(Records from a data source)

###

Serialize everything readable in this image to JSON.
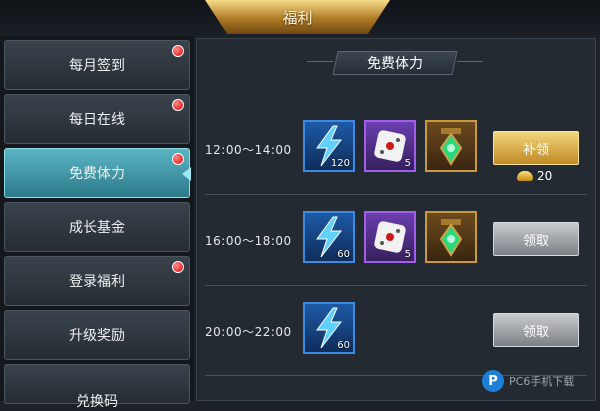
{
  "window": {
    "title": "福利"
  },
  "sidebar": {
    "items": [
      {
        "label": "每月签到",
        "badge": true,
        "active": false
      },
      {
        "label": "每日在线",
        "badge": true,
        "active": false
      },
      {
        "label": "免费体力",
        "badge": true,
        "active": true
      },
      {
        "label": "成长基金",
        "badge": false,
        "active": false
      },
      {
        "label": "登录福利",
        "badge": true,
        "active": false
      },
      {
        "label": "升级奖励",
        "badge": false,
        "active": false
      },
      {
        "label": "兑换码",
        "badge": false,
        "active": false
      }
    ]
  },
  "panel": {
    "header": "免费体力",
    "rows": [
      {
        "time": "12:00～14:00",
        "rewards": [
          {
            "icon": "energy-lightning-icon",
            "qty": "120",
            "frame": "blue"
          },
          {
            "icon": "dice-icon",
            "qty": "5",
            "frame": "purple"
          },
          {
            "icon": "green-gem-lantern-icon",
            "qty": "",
            "frame": "gold"
          }
        ],
        "button": "补领",
        "button_style": "gold",
        "cost": "20",
        "cost_icon": "gold-ingot-icon"
      },
      {
        "time": "16:00～18:00",
        "rewards": [
          {
            "icon": "energy-lightning-icon",
            "qty": "60",
            "frame": "blue"
          },
          {
            "icon": "dice-icon",
            "qty": "5",
            "frame": "purple"
          },
          {
            "icon": "green-gem-lantern-icon",
            "qty": "",
            "frame": "gold"
          }
        ],
        "button": "领取",
        "button_style": "gray"
      },
      {
        "time": "20:00～22:00",
        "rewards": [
          {
            "icon": "energy-lightning-icon",
            "qty": "60",
            "frame": "blue"
          }
        ],
        "button": "领取",
        "button_style": "gray"
      }
    ]
  },
  "watermark": {
    "logo": "P",
    "text": "PC6手机下载"
  },
  "colors": {
    "accent": "#5cb5c4",
    "gold": "#d9a63c",
    "badge": "#e01010"
  }
}
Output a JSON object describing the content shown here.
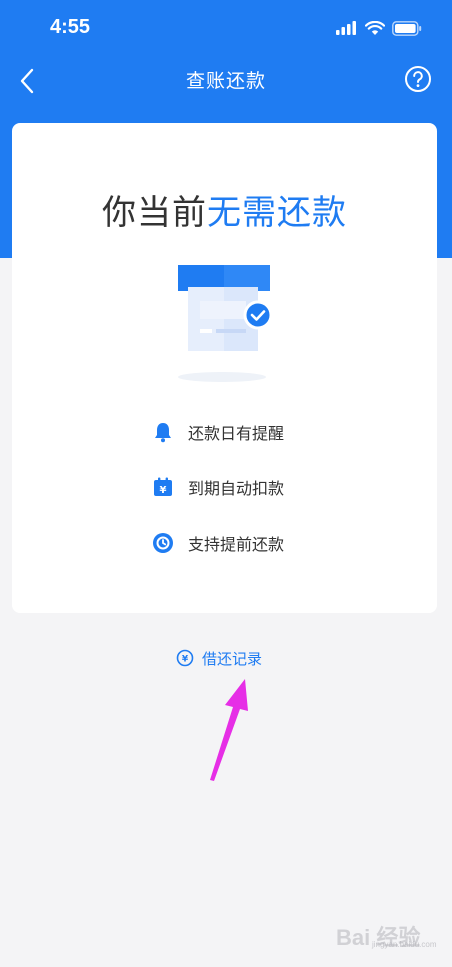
{
  "status_bar": {
    "time": "4:55"
  },
  "nav": {
    "title": "查账还款",
    "back_icon": "chevron-left-icon",
    "help_icon": "question-circle-icon"
  },
  "card": {
    "headline_prefix": "你当前",
    "headline_highlight": "无需还款",
    "features": [
      {
        "icon": "bell-icon",
        "label": "还款日有提醒"
      },
      {
        "icon": "calendar-yen-icon",
        "label": "到期自动扣款"
      },
      {
        "icon": "clock-icon",
        "label": "支持提前还款"
      }
    ]
  },
  "record_link": {
    "label": "借还记录",
    "icon": "yen-circle-icon"
  },
  "watermark": {
    "text": "Bai 经验",
    "sub": "jingyan.baidu.com"
  },
  "colors": {
    "primary": "#1f7cf2",
    "background": "#f4f4f6",
    "card": "#ffffff",
    "arrow": "#e62ee6"
  }
}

###

Each entry above should be reproduced exactly, with the pictures removed.

Serialize everything readable in this image to JSON.
{
  "window": {
    "title": "福利"
  },
  "sidebar": {
    "items": [
      {
        "label": "每月签到",
        "badge": true,
        "active": false
      },
      {
        "label": "每日在线",
        "badge": true,
        "active": false
      },
      {
        "label": "免费体力",
        "badge": true,
        "active": true
      },
      {
        "label": "成长基金",
        "badge": false,
        "active": false
      },
      {
        "label": "登录福利",
        "badge": true,
        "active": false
      },
      {
        "label": "升级奖励",
        "badge": false,
        "active": false
      },
      {
        "label": "兑换码",
        "badge": false,
        "active": false
      }
    ]
  },
  "panel": {
    "header": "免费体力",
    "rows": [
      {
        "time": "12:00～14:00",
        "rewards": [
          {
            "icon": "energy-lightning-icon",
            "qty": "120",
            "frame": "blue"
          },
          {
            "icon": "dice-icon",
            "qty": "5",
            "frame": "purple"
          },
          {
            "icon": "green-gem-lantern-icon",
            "qty": "",
            "frame": "gold"
          }
        ],
        "button": "补领",
        "button_style": "gold",
        "cost": "20",
        "cost_icon": "gold-ingot-icon"
      },
      {
        "time": "16:00～18:00",
        "rewards": [
          {
            "icon": "energy-lightning-icon",
            "qty": "60",
            "frame": "blue"
          },
          {
            "icon": "dice-icon",
            "qty": "5",
            "frame": "purple"
          },
          {
            "icon": "green-gem-lantern-icon",
            "qty": "",
            "frame": "gold"
          }
        ],
        "button": "领取",
        "button_style": "gray"
      },
      {
        "time": "20:00～22:00",
        "rewards": [
          {
            "icon": "energy-lightning-icon",
            "qty": "60",
            "frame": "blue"
          }
        ],
        "button": "领取",
        "button_style": "gray"
      }
    ]
  },
  "watermark": {
    "logo": "P",
    "text": "PC6手机下载"
  },
  "colors": {
    "accent": "#5cb5c4",
    "gold": "#d9a63c",
    "badge": "#e01010"
  }
}
Output a JSON object describing the content shown here.
{
  "status_bar": {
    "time": "4:55"
  },
  "nav": {
    "title": "查账还款",
    "back_icon": "chevron-left-icon",
    "help_icon": "question-circle-icon"
  },
  "card": {
    "headline_prefix": "你当前",
    "headline_highlight": "无需还款",
    "features": [
      {
        "icon": "bell-icon",
        "label": "还款日有提醒"
      },
      {
        "icon": "calendar-yen-icon",
        "label": "到期自动扣款"
      },
      {
        "icon": "clock-icon",
        "label": "支持提前还款"
      }
    ]
  },
  "record_link": {
    "label": "借还记录",
    "icon": "yen-circle-icon"
  },
  "watermark": {
    "text": "Bai 经验",
    "sub": "jingyan.baidu.com"
  },
  "colors": {
    "primary": "#1f7cf2",
    "background": "#f4f4f6",
    "card": "#ffffff",
    "arrow": "#e62ee6"
  }
}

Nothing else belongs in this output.